= RECORDS TO USE =
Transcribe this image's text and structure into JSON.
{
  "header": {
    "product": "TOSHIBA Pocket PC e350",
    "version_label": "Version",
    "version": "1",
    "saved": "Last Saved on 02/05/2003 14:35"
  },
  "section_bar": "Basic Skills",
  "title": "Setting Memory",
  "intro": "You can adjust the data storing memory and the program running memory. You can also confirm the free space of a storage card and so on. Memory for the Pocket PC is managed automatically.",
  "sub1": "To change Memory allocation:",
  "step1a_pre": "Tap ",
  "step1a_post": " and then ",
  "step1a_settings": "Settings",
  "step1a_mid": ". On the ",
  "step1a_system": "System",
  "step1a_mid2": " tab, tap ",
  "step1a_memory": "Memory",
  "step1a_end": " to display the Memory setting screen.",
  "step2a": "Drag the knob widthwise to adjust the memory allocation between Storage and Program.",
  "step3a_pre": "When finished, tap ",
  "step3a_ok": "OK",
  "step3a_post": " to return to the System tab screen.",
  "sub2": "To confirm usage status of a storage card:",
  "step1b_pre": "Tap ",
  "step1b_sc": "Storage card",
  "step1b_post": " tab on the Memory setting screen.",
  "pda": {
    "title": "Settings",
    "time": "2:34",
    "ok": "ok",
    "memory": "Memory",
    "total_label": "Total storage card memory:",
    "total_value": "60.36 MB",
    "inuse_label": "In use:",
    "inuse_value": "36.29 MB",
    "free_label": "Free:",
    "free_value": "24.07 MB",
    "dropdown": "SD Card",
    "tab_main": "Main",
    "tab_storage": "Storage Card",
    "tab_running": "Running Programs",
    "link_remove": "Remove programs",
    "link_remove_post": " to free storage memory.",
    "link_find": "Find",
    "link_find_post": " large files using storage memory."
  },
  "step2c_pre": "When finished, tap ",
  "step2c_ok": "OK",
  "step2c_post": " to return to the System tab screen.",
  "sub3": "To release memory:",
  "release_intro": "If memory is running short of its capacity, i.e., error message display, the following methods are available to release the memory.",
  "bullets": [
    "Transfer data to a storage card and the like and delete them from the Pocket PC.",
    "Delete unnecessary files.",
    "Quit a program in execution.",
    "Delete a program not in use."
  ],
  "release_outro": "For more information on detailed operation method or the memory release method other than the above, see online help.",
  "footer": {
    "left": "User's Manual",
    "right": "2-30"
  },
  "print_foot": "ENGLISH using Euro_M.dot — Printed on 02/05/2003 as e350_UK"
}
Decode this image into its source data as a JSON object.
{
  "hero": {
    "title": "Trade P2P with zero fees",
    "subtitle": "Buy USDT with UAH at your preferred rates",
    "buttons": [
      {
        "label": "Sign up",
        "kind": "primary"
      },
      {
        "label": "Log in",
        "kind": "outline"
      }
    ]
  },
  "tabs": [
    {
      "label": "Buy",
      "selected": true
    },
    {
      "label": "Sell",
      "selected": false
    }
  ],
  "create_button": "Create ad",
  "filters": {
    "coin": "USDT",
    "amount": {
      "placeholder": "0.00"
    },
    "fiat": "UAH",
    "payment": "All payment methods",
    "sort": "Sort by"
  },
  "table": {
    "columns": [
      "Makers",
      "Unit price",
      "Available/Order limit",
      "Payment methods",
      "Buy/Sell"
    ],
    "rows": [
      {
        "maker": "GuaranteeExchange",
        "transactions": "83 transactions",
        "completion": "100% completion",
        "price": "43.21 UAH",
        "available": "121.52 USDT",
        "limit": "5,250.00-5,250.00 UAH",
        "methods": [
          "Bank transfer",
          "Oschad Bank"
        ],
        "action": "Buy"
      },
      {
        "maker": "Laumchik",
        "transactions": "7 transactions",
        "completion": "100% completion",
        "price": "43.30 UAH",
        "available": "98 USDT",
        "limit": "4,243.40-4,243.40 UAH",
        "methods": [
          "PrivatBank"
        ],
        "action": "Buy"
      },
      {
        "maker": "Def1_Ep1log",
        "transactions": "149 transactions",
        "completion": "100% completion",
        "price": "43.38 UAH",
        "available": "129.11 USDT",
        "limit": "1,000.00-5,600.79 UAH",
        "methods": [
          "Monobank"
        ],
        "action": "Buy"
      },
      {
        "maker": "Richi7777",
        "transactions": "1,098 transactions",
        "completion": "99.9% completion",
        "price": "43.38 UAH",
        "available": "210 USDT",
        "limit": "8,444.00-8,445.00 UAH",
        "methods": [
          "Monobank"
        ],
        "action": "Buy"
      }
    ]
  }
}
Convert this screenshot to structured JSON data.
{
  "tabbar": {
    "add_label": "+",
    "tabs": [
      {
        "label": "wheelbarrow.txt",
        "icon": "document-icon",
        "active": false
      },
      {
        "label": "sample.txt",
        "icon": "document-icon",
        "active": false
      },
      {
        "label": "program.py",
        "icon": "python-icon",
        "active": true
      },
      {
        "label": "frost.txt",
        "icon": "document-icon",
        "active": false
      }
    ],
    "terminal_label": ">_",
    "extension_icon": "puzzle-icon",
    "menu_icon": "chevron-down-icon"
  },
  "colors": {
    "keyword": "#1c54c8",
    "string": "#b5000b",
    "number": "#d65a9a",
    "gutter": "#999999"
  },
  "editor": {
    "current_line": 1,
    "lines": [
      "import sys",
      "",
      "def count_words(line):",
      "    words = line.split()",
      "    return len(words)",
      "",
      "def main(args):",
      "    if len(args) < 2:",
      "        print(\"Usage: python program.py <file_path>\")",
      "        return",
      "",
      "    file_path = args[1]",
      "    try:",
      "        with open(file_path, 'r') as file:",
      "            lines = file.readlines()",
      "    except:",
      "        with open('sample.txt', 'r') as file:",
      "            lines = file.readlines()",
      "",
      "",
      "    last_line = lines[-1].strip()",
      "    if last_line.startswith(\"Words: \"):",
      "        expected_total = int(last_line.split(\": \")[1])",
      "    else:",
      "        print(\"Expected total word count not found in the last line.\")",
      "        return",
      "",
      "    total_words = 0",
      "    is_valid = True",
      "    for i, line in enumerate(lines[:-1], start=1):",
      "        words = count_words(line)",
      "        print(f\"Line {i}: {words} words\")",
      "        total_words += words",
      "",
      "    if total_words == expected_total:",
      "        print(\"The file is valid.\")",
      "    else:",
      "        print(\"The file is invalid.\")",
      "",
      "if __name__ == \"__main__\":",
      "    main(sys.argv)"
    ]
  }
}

= STATED EXERCISE =
Repeat the data verbatim.

= FULL RESPONSE =
Transcribe this image's text and structure into JSON.
{
  "header": {
    "product": "TOSHIBA Pocket PC e350",
    "version_label": "Version",
    "version": "1",
    "saved": "Last Saved on 02/05/2003 14:35"
  },
  "section_bar": "Basic Skills",
  "title": "Setting Memory",
  "intro": "You can adjust the data storing memory and the program running memory. You can also confirm the free space of a storage card and so on. Memory for the Pocket PC is managed automatically.",
  "sub1": "To change Memory allocation:",
  "step1a_pre": "Tap ",
  "step1a_post": " and then ",
  "step1a_settings": "Settings",
  "step1a_mid": ". On the ",
  "step1a_system": "System",
  "step1a_mid2": " tab, tap ",
  "step1a_memory": "Memory",
  "step1a_end": " to display the Memory setting screen.",
  "step2a": "Drag the knob widthwise to adjust the memory allocation between Storage and Program.",
  "step3a_pre": "When finished, tap ",
  "step3a_ok": "OK",
  "step3a_post": " to return to the System tab screen.",
  "sub2": "To confirm usage status of a storage card:",
  "step1b_pre": "Tap ",
  "step1b_sc": "Storage card",
  "step1b_post": " tab on the Memory setting screen.",
  "pda": {
    "title": "Settings",
    "time": "2:34",
    "ok": "ok",
    "memory": "Memory",
    "total_label": "Total storage card memory:",
    "total_value": "60.36 MB",
    "inuse_label": "In use:",
    "inuse_value": "36.29 MB",
    "free_label": "Free:",
    "free_value": "24.07 MB",
    "dropdown": "SD Card",
    "tab_main": "Main",
    "tab_storage": "Storage Card",
    "tab_running": "Running Programs",
    "link_remove": "Remove programs",
    "link_remove_post": " to free storage memory.",
    "link_find": "Find",
    "link_find_post": " large files using storage memory."
  },
  "step2c_pre": "When finished, tap ",
  "step2c_ok": "OK",
  "step2c_post": " to return to the System tab screen.",
  "sub3": "To release memory:",
  "release_intro": "If memory is running short of its capacity, i.e., error message display, the following methods are available to release the memory.",
  "bullets": [
    "Transfer data to a storage card and the like and delete them from the Pocket PC.",
    "Delete unnecessary files.",
    "Quit a program in execution.",
    "Delete a program not in use."
  ],
  "release_outro": "For more information on detailed operation method or the memory release method other than the above, see online help.",
  "footer": {
    "left": "User's Manual",
    "right": "2-30"
  },
  "print_foot": "ENGLISH using Euro_M.dot — Printed on 02/05/2003 as e350_UK"
}
Decode this image into its source data as a JSON object.
{
  "hero": {
    "title": "Trade P2P with zero fees",
    "subtitle": "Buy USDT with UAH at your preferred rates",
    "buttons": [
      {
        "label": "Sign up",
        "kind": "primary"
      },
      {
        "label": "Log in",
        "kind": "outline"
      }
    ]
  },
  "tabs": [
    {
      "label": "Buy",
      "selected": true
    },
    {
      "label": "Sell",
      "selected": false
    }
  ],
  "create_button": "Create ad",
  "filters": {
    "coin": "USDT",
    "amount": {
      "placeholder": "0.00"
    },
    "fiat": "UAH",
    "payment": "All payment methods",
    "sort": "Sort by"
  },
  "table": {
    "columns": [
      "Makers",
      "Unit price",
      "Available/Order limit",
      "Payment methods",
      "Buy/Sell"
    ],
    "rows": [
      {
        "maker": "GuaranteeExchange",
        "transactions": "83 transactions",
        "completion": "100% completion",
        "price": "43.21 UAH",
        "available": "121.52 USDT",
        "limit": "5,250.00-5,250.00 UAH",
        "methods": [
          "Bank transfer",
          "Oschad Bank"
        ],
        "action": "Buy"
      },
      {
        "maker": "Laumchik",
        "transactions": "7 transactions",
        "completion": "100% completion",
        "price": "43.30 UAH",
        "available": "98 USDT",
        "limit": "4,243.40-4,243.40 UAH",
        "methods": [
          "PrivatBank"
        ],
        "action": "Buy"
      },
      {
        "maker": "Def1_Ep1log",
        "transactions": "149 transactions",
        "completion": "100% completion",
        "price": "43.38 UAH",
        "available": "129.11 USDT",
        "limit": "1,000.00-5,600.79 UAH",
        "methods": [
          "Monobank"
        ],
        "action": "Buy"
      },
      {
        "maker": "Richi7777",
        "transactions": "1,098 transactions",
        "completion": "99.9% completion",
        "price": "43.38 UAH",
        "available": "210 USDT",
        "limit": "8,444.00-8,445.00 UAH",
        "methods": [
          "Monobank"
        ],
        "action": "Buy"
      }
    ]
  }
}
Convert this screenshot to structured JSON data.
{
  "tabbar": {
    "add_label": "+",
    "tabs": [
      {
        "label": "wheelbarrow.txt",
        "icon": "document-icon",
        "active": false
      },
      {
        "label": "sample.txt",
        "icon": "document-icon",
        "active": false
      },
      {
        "label": "program.py",
        "icon": "python-icon",
        "active": true
      },
      {
        "label": "frost.txt",
        "icon": "document-icon",
        "active": false
      }
    ],
    "terminal_label": ">_",
    "extension_icon": "puzzle-icon",
    "menu_icon": "chevron-down-icon"
  },
  "colors": {
    "keyword": "#1c54c8",
    "string": "#b5000b",
    "number": "#d65a9a",
    "gutter": "#999999"
  },
  "editor": {
    "current_line": 1,
    "lines": [
      "import sys",
      "",
      "def count_words(line):",
      "    words = line.split()",
      "    return len(words)",
      "",
      "def main(args):",
      "    if len(args) < 2:",
      "        print(\"Usage: python program.py <file_path>\")",
      "        return",
      "",
      "    file_path = args[1]",
      "    try:",
      "        with open(file_path, 'r') as file:",
      "            lines = file.readlines()",
      "    except:",
      "        with open('sample.txt', 'r') as file:",
      "            lines = file.readlines()",
      "",
      "",
      "    last_line = lines[-1].strip()",
      "    if last_line.startswith(\"Words: \"):",
      "        expected_total = int(last_line.split(\": \")[1])",
      "    else:",
      "        print(\"Expected total word count not found in the last line.\")",
      "        return",
      "",
      "    total_words = 0",
      "    is_valid = True",
      "    for i, line in enumerate(lines[:-1], start=1):",
      "        words = count_words(line)",
      "        print(f\"Line {i}: {words} words\")",
      "        total_words += words",
      "",
      "    if total_words == expected_total:",
      "        print(\"The file is valid.\")",
      "    else:",
      "        print(\"The file is invalid.\")",
      "",
      "if __name__ == \"__main__\":",
      "    main(sys.argv)"
    ]
  }
}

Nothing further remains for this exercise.